§ Short task
The records that follow should be retyped word for word.

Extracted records
──────────

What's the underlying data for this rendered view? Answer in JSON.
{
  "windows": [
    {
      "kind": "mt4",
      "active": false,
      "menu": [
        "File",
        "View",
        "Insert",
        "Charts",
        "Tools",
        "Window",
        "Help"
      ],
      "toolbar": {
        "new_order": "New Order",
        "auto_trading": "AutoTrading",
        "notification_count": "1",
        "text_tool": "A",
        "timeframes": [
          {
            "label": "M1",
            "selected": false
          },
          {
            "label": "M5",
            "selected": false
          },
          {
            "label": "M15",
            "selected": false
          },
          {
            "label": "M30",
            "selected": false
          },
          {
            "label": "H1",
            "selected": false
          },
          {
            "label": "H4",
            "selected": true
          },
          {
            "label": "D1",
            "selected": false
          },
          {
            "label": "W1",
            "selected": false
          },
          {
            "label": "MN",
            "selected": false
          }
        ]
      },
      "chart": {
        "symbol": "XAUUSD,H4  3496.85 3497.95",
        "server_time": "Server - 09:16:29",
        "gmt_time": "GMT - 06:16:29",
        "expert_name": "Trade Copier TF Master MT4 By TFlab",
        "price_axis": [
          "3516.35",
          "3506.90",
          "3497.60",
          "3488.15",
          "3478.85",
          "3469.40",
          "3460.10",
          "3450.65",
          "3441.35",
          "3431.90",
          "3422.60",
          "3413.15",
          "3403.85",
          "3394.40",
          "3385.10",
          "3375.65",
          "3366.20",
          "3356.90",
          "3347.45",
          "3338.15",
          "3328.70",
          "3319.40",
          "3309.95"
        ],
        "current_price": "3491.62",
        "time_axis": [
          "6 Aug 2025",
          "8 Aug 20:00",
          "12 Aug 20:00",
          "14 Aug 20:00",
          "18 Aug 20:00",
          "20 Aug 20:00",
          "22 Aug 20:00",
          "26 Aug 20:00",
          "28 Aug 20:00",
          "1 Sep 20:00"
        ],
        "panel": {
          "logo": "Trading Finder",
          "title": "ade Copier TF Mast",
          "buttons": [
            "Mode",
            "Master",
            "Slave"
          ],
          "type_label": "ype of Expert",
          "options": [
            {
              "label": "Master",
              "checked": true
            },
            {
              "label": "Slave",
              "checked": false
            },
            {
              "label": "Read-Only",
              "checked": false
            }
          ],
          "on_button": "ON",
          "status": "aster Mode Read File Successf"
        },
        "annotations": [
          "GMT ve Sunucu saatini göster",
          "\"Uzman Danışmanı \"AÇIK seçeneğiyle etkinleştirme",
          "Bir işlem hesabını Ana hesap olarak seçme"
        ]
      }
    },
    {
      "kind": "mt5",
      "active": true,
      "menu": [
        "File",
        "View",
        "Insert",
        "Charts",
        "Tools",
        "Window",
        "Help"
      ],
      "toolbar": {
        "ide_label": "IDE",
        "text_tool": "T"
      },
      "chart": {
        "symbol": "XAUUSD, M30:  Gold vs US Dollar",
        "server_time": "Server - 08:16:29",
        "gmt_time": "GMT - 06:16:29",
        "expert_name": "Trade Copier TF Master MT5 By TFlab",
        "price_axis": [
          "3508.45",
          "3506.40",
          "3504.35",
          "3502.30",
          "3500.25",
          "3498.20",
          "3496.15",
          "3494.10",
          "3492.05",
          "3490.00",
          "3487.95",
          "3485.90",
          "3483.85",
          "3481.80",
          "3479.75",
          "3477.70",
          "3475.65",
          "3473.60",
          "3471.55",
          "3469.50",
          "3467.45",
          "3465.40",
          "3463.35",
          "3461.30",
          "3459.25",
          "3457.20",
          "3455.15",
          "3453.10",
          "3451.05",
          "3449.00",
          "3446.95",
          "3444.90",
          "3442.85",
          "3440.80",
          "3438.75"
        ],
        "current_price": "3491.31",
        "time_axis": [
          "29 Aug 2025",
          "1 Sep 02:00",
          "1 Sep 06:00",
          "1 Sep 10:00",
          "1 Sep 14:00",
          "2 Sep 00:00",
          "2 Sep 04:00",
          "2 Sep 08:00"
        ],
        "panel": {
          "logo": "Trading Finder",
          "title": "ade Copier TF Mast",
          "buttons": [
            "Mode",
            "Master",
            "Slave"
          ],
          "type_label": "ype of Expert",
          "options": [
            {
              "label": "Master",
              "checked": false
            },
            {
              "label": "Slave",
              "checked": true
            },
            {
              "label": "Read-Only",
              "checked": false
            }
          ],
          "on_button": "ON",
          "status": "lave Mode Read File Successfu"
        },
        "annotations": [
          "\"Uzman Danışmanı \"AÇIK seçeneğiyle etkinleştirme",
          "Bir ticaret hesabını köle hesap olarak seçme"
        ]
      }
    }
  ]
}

──────────

§ Exercise output
What's the underlying data for this rendered view? Answer in JSON.
{
  "windows": [
    {
      "kind": "mt4",
      "active": false,
      "menu": [
        "File",
        "View",
        "Insert",
        "Charts",
        "Tools",
        "Window",
        "Help"
      ],
      "toolbar": {
        "new_order": "New Order",
        "auto_trading": "AutoTrading",
        "notification_count": "1",
        "text_tool": "A",
        "timeframes": [
          {
            "label": "M1",
            "selected": false
          },
          {
            "label": "M5",
            "selected": false
          },
          {
            "label": "M15",
            "selected": false
          },
          {
            "label": "M30",
            "selected": false
          },
          {
            "label": "H1",
            "selected": false
          },
          {
            "label": "H4",
            "selected": true
          },
          {
            "label": "D1",
            "selected": false
          },
          {
            "label": "W1",
            "selected": false
          },
          {
            "label": "MN",
            "selected": false
          }
        ]
      },
      "chart": {
        "symbol": "XAUUSD,H4  3496.85 3497.95",
        "server_time": "Server - 09:16:29",
        "gmt_time": "GMT - 06:16:29",
        "expert_name": "Trade Copier TF Master MT4 By TFlab",
        "price_axis": [
          "3516.35",
          "3506.90",
          "3497.60",
          "3488.15",
          "3478.85",
          "3469.40",
          "3460.10",
          "3450.65",
          "3441.35",
          "3431.90",
          "3422.60",
          "3413.15",
          "3403.85",
          "3394.40",
          "3385.10",
          "3375.65",
          "3366.20",
          "3356.90",
          "3347.45",
          "3338.15",
          "3328.70",
          "3319.40",
          "3309.95"
        ],
        "current_price": "3491.62",
        "time_axis": [
          "6 Aug 2025",
          "8 Aug 20:00",
          "12 Aug 20:00",
          "14 Aug 20:00",
          "18 Aug 20:00",
          "20 Aug 20:00",
          "22 Aug 20:00",
          "26 Aug 20:00",
          "28 Aug 20:00",
          "1 Sep 20:00"
        ],
        "panel": {
          "logo": "Trading Finder",
          "title": "ade Copier TF Mast",
          "buttons": [
            "Mode",
            "Master",
            "Slave"
          ],
          "type_label": "ype of Expert",
          "options": [
            {
              "label": "Master",
              "checked": true
            },
            {
              "label": "Slave",
              "checked": false
            },
            {
              "label": "Read-Only",
              "checked": false
            }
          ],
          "on_button": "ON",
          "status": "aster Mode Read File Successf"
        },
        "annotations": [
          "GMT ve Sunucu saatini göster",
          "\"Uzman Danışmanı \"AÇIK seçeneğiyle etkinleştirme",
          "Bir işlem hesabını Ana hesap olarak seçme"
        ]
      }
    },
    {
      "kind": "mt5",
      "active": true,
      "menu": [
        "File",
        "View",
        "Insert",
        "Charts",
        "Tools",
        "Window",
        "Help"
      ],
      "toolbar": {
        "ide_label": "IDE",
        "text_tool": "T"
      },
      "chart": {
        "symbol": "XAUUSD, M30:  Gold vs US Dollar",
        "server_time": "Server - 08:16:29",
        "gmt_time": "GMT - 06:16:29",
        "expert_name": "Trade Copier TF Master MT5 By TFlab",
        "price_axis": [
          "3508.45",
          "3506.40",
          "3504.35",
          "3502.30",
          "3500.25",
          "3498.20",
          "3496.15",
          "3494.10",
          "3492.05",
          "3490.00",
          "3487.95",
          "3485.90",
          "3483.85",
          "3481.80",
          "3479.75",
          "3477.70",
          "3475.65",
          "3473.60",
          "3471.55",
          "3469.50",
          "3467.45",
          "3465.40",
          "3463.35",
          "3461.30",
          "3459.25",
          "3457.20",
          "3455.15",
          "3453.10",
          "3451.05",
          "3449.00",
          "3446.95",
          "3444.90",
          "3442.85",
          "3440.80",
          "3438.75"
        ],
        "current_price": "3491.31",
        "time_axis": [
          "29 Aug 2025",
          "1 Sep 02:00",
          "1 Sep 06:00",
          "1 Sep 10:00",
          "1 Sep 14:00",
          "2 Sep 00:00",
          "2 Sep 04:00",
          "2 Sep 08:00"
        ],
        "panel": {
          "logo": "Trading Finder",
          "title": "ade Copier TF Mast",
          "buttons": [
            "Mode",
            "Master",
            "Slave"
          ],
          "type_label": "ype of Expert",
          "options": [
            {
              "label": "Master",
              "checked": false
            },
            {
              "label": "Slave",
              "checked": true
            },
            {
              "label": "Read-Only",
              "checked": false
            }
          ],
          "on_button": "ON",
          "status": "lave Mode Read File Successfu"
        },
        "annotations": [
          "\"Uzman Danışmanı \"AÇIK seçeneğiyle etkinleştirme",
          "Bir ticaret hesabını köle hesap olarak seçme"
        ]
      }
    }
  ]
}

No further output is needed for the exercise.